(TASK BRIEF): Return unchanged the lines of the items from the first line through the line containing "30, 620, 74]", with both of those lines included.

(DATA ENTRIES):
+---+

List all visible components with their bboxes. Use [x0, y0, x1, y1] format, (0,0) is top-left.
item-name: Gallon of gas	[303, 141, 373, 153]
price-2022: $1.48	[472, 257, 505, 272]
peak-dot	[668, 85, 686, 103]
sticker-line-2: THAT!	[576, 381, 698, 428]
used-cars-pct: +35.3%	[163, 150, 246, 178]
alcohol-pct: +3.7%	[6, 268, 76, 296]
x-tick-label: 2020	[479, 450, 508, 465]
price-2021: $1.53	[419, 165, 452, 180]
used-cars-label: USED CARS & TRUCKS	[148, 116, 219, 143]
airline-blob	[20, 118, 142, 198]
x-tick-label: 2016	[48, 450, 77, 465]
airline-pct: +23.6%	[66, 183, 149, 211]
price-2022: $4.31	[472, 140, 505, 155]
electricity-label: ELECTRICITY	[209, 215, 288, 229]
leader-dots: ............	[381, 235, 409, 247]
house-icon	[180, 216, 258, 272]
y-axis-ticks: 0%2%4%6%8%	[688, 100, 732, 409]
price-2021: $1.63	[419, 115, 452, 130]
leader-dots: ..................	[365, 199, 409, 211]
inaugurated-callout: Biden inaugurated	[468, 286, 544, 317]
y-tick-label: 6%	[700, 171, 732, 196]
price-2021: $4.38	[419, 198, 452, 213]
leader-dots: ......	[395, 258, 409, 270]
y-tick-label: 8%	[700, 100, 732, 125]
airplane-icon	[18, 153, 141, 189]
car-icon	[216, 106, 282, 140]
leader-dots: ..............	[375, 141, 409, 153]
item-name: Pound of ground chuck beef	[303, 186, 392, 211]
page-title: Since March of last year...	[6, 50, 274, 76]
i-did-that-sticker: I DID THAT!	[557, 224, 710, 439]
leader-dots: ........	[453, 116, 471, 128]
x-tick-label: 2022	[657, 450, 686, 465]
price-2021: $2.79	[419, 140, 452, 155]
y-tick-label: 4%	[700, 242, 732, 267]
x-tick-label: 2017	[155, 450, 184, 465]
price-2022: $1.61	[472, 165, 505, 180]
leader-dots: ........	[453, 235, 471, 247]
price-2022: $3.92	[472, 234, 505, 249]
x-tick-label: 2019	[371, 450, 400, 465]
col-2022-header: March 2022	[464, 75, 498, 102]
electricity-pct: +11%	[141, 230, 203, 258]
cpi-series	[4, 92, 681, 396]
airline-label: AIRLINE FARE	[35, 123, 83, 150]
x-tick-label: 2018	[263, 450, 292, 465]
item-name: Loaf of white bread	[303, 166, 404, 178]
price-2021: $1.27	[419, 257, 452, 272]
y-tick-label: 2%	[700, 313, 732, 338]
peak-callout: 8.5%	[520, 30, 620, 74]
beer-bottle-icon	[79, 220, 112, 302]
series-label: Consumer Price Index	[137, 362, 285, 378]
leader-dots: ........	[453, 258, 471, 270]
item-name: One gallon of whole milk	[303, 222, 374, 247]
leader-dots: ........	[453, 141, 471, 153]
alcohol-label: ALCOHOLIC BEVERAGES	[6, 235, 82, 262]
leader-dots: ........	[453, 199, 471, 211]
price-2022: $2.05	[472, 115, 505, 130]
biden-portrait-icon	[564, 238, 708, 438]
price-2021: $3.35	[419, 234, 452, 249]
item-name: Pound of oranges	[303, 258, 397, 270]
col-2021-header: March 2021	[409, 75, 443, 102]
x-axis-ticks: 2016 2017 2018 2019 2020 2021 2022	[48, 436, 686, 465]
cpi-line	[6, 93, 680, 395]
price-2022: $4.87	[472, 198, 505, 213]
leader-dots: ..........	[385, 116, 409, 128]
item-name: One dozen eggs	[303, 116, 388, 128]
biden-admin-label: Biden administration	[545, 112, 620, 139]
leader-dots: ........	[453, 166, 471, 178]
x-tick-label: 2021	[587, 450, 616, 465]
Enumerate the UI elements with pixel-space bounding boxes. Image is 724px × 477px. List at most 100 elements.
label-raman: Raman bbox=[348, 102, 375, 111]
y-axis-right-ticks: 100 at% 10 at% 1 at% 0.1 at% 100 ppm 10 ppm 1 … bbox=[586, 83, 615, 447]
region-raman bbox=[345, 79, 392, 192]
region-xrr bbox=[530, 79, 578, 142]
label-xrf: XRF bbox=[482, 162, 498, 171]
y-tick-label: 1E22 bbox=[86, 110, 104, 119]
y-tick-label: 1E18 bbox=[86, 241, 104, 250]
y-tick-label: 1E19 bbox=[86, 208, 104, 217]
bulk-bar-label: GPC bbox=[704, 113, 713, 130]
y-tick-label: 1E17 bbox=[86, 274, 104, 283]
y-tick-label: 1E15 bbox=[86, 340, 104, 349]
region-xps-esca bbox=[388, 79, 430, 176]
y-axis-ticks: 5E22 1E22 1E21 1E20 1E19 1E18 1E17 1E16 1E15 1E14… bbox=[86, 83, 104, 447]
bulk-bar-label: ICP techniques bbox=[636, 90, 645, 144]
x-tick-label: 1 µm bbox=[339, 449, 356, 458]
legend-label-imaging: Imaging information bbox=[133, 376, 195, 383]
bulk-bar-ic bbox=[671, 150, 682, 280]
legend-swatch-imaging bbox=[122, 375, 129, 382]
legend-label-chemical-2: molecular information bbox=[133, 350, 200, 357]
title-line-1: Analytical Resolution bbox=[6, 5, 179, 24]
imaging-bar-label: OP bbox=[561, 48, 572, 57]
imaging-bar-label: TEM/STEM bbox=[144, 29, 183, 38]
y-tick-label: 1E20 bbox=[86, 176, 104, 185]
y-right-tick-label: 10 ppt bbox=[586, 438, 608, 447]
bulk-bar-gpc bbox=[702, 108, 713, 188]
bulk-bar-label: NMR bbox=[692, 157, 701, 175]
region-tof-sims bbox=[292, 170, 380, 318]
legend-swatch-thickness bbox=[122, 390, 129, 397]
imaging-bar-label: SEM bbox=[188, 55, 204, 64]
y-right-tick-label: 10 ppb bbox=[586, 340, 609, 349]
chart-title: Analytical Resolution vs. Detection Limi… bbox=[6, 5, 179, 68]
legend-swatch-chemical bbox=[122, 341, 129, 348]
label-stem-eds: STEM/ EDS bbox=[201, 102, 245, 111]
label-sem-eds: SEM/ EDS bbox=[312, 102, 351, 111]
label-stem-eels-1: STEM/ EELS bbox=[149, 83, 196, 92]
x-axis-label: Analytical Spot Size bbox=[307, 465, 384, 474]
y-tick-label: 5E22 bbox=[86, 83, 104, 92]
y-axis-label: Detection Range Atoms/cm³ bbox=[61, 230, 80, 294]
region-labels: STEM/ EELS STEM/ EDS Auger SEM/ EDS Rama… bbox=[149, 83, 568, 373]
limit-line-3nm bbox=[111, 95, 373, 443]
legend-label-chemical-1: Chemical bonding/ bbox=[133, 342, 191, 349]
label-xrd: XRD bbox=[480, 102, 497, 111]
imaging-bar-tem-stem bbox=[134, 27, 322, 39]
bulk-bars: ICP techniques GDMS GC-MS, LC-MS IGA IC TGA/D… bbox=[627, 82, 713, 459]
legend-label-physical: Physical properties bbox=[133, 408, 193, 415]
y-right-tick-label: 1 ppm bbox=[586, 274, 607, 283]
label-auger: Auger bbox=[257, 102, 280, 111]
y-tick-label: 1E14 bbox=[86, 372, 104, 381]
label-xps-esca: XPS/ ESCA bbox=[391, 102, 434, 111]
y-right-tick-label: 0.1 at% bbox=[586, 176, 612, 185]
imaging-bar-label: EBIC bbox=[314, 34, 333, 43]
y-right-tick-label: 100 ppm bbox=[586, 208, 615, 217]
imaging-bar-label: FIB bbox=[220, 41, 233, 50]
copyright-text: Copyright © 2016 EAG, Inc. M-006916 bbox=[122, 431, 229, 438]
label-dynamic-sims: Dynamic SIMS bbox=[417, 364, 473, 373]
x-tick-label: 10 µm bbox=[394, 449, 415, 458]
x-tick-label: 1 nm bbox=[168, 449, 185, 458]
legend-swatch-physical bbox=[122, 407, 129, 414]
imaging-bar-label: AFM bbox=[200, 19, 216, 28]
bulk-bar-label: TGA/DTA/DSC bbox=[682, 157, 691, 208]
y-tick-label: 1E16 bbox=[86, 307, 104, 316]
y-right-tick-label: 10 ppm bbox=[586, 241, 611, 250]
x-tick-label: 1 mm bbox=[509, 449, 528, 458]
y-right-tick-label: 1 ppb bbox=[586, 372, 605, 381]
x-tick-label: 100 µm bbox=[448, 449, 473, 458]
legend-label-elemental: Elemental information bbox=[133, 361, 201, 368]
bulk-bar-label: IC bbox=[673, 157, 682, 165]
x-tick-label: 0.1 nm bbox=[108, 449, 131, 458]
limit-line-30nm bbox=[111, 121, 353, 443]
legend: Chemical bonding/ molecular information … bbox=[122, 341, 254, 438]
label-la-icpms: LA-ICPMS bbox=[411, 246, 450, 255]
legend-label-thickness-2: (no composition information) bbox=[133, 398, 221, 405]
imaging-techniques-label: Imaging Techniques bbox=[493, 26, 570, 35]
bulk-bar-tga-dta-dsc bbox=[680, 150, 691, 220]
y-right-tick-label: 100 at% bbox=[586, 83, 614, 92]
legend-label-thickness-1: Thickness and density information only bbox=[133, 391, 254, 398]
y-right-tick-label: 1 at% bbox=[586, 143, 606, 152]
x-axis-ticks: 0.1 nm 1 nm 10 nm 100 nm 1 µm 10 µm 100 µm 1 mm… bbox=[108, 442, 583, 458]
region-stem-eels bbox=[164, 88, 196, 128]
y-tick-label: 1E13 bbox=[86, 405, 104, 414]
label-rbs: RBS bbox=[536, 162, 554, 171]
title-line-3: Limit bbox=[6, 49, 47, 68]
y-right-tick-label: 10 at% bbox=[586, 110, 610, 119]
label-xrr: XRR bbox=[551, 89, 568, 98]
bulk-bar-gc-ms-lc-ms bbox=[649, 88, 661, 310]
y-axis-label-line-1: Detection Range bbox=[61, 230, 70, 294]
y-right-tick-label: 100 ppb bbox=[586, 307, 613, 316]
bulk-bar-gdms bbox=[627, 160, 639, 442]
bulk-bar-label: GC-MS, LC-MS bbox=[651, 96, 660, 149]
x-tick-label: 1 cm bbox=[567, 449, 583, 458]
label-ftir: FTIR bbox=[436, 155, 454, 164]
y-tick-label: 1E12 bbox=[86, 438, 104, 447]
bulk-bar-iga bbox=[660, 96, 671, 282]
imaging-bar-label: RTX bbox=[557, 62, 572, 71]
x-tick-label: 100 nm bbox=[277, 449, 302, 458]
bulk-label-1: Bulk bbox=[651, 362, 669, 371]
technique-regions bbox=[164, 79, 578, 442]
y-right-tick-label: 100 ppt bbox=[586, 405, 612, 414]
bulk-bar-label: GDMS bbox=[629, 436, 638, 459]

+---+

(ANSWER FOR THIS EXERCISE):
List all visible components with their bboxes. Use [x0, y0, x1, y1] format, (0,0) is top-left.
item-name: Gallon of gas	[303, 141, 373, 153]
price-2022: $1.48	[472, 257, 505, 272]
peak-dot	[668, 85, 686, 103]
sticker-line-2: THAT!	[576, 381, 698, 428]
used-cars-pct: +35.3%	[163, 150, 246, 178]
alcohol-pct: +3.7%	[6, 268, 76, 296]
x-tick-label: 2020	[479, 450, 508, 465]
price-2021: $1.53	[419, 165, 452, 180]
used-cars-label: USED CARS & TRUCKS	[148, 116, 219, 143]
airline-blob	[20, 118, 142, 198]
x-tick-label: 2016	[48, 450, 77, 465]
airline-pct: +23.6%	[66, 183, 149, 211]
price-2022: $4.31	[472, 140, 505, 155]
electricity-label: ELECTRICITY	[209, 215, 288, 229]
leader-dots: ............	[381, 235, 409, 247]
house-icon	[180, 216, 258, 272]
y-axis-ticks: 0%2%4%6%8%	[688, 100, 732, 409]
price-2021: $1.63	[419, 115, 452, 130]
leader-dots: ..................	[365, 199, 409, 211]
inaugurated-callout: Biden inaugurated	[468, 286, 544, 317]
y-tick-label: 6%	[700, 171, 732, 196]
price-2021: $4.38	[419, 198, 452, 213]
leader-dots: ......	[395, 258, 409, 270]
y-tick-label: 8%	[700, 100, 732, 125]
airplane-icon	[18, 153, 141, 189]
car-icon	[216, 106, 282, 140]
leader-dots: ..............	[375, 141, 409, 153]
item-name: Pound of ground chuck beef	[303, 186, 392, 211]
page-title: Since March of last year...	[6, 50, 274, 76]
i-did-that-sticker: I DID THAT!	[557, 224, 710, 439]
leader-dots: ........	[453, 116, 471, 128]
x-tick-label: 2022	[657, 450, 686, 465]
price-2021: $2.79	[419, 140, 452, 155]
y-tick-label: 4%	[700, 242, 732, 267]
x-tick-label: 2017	[155, 450, 184, 465]
price-2022: $1.61	[472, 165, 505, 180]
leader-dots: ........	[453, 235, 471, 247]
price-2022: $3.92	[472, 234, 505, 249]
x-tick-label: 2019	[371, 450, 400, 465]
col-2022-header: March 2022	[464, 75, 498, 102]
electricity-pct: +11%	[141, 230, 203, 258]
cpi-series	[4, 92, 681, 396]
airline-label: AIRLINE FARE	[35, 123, 83, 150]
x-tick-label: 2018	[263, 450, 292, 465]
item-name: Loaf of white bread	[303, 166, 404, 178]
price-2021: $1.27	[419, 257, 452, 272]
y-tick-label: 2%	[700, 313, 732, 338]
peak-callout: 8.5%	[520, 30, 620, 74]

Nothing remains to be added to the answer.